(Extracted data entries)
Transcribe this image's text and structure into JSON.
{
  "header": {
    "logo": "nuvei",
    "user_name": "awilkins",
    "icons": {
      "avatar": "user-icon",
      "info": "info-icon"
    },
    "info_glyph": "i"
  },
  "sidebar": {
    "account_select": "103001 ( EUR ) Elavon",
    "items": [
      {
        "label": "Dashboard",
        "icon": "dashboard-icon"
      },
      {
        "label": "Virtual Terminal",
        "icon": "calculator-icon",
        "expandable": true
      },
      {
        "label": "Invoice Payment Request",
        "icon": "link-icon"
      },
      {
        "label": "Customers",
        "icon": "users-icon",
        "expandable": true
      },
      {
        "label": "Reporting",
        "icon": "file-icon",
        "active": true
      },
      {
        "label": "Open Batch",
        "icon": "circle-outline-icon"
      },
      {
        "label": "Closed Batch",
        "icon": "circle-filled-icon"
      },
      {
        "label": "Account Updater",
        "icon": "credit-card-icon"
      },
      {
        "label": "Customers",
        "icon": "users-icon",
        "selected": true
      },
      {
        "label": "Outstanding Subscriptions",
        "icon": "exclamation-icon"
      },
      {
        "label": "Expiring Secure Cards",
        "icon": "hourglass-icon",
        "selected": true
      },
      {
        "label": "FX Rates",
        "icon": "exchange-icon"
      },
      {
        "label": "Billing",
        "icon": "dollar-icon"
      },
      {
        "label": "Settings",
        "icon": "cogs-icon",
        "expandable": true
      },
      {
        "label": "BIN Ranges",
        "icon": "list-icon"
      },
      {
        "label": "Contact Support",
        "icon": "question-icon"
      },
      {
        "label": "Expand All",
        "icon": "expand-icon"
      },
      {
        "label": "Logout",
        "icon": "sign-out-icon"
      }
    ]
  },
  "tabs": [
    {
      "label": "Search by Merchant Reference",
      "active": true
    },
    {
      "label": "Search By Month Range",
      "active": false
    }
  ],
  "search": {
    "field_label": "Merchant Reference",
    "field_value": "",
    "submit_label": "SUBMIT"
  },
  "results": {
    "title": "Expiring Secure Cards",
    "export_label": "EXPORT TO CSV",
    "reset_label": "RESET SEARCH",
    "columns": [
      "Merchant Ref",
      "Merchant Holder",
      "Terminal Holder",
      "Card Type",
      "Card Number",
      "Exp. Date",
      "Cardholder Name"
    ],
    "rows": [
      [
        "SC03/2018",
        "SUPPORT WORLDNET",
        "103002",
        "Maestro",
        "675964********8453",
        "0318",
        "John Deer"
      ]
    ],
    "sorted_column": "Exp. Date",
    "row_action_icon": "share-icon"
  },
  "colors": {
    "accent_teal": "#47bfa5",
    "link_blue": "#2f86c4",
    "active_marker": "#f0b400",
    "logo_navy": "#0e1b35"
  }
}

• **Work to complete**: Retype all of the entries precisely as they are.

• **Full output**:
Transcribe this image's text and structure into JSON.
{
  "header": {
    "logo": "nuvei",
    "user_name": "awilkins",
    "icons": {
      "avatar": "user-icon",
      "info": "info-icon"
    },
    "info_glyph": "i"
  },
  "sidebar": {
    "account_select": "103001 ( EUR ) Elavon",
    "items": [
      {
        "label": "Dashboard",
        "icon": "dashboard-icon"
      },
      {
        "label": "Virtual Terminal",
        "icon": "calculator-icon",
        "expandable": true
      },
      {
        "label": "Invoice Payment Request",
        "icon": "link-icon"
      },
      {
        "label": "Customers",
        "icon": "users-icon",
        "expandable": true
      },
      {
        "label": "Reporting",
        "icon": "file-icon",
        "active": true
      },
      {
        "label": "Open Batch",
        "icon": "circle-outline-icon"
      },
      {
        "label": "Closed Batch",
        "icon": "circle-filled-icon"
      },
      {
        "label": "Account Updater",
        "icon": "credit-card-icon"
      },
      {
        "label": "Customers",
        "icon": "users-icon",
        "selected": true
      },
      {
        "label": "Outstanding Subscriptions",
        "icon": "exclamation-icon"
      },
      {
        "label": "Expiring Secure Cards",
        "icon": "hourglass-icon",
        "selected": true
      },
      {
        "label": "FX Rates",
        "icon": "exchange-icon"
      },
      {
        "label": "Billing",
        "icon": "dollar-icon"
      },
      {
        "label": "Settings",
        "icon": "cogs-icon",
        "expandable": true
      },
      {
        "label": "BIN Ranges",
        "icon": "list-icon"
      },
      {
        "label": "Contact Support",
        "icon": "question-icon"
      },
      {
        "label": "Expand All",
        "icon": "expand-icon"
      },
      {
        "label": "Logout",
        "icon": "sign-out-icon"
      }
    ]
  },
  "tabs": [
    {
      "label": "Search by Merchant Reference",
      "active": true
    },
    {
      "label": "Search By Month Range",
      "active": false
    }
  ],
  "search": {
    "field_label": "Merchant Reference",
    "field_value": "",
    "submit_label": "SUBMIT"
  },
  "results": {
    "title": "Expiring Secure Cards",
    "export_label": "EXPORT TO CSV",
    "reset_label": "RESET SEARCH",
    "columns": [
      "Merchant Ref",
      "Merchant Holder",
      "Terminal Holder",
      "Card Type",
      "Card Number",
      "Exp. Date",
      "Cardholder Name"
    ],
    "rows": [
      [
        "SC03/2018",
        "SUPPORT WORLDNET",
        "103002",
        "Maestro",
        "675964********8453",
        "0318",
        "John Deer"
      ]
    ],
    "sorted_column": "Exp. Date",
    "row_action_icon": "share-icon"
  },
  "colors": {
    "accent_teal": "#47bfa5",
    "link_blue": "#2f86c4",
    "active_marker": "#f0b400",
    "logo_navy": "#0e1b35"
  }
}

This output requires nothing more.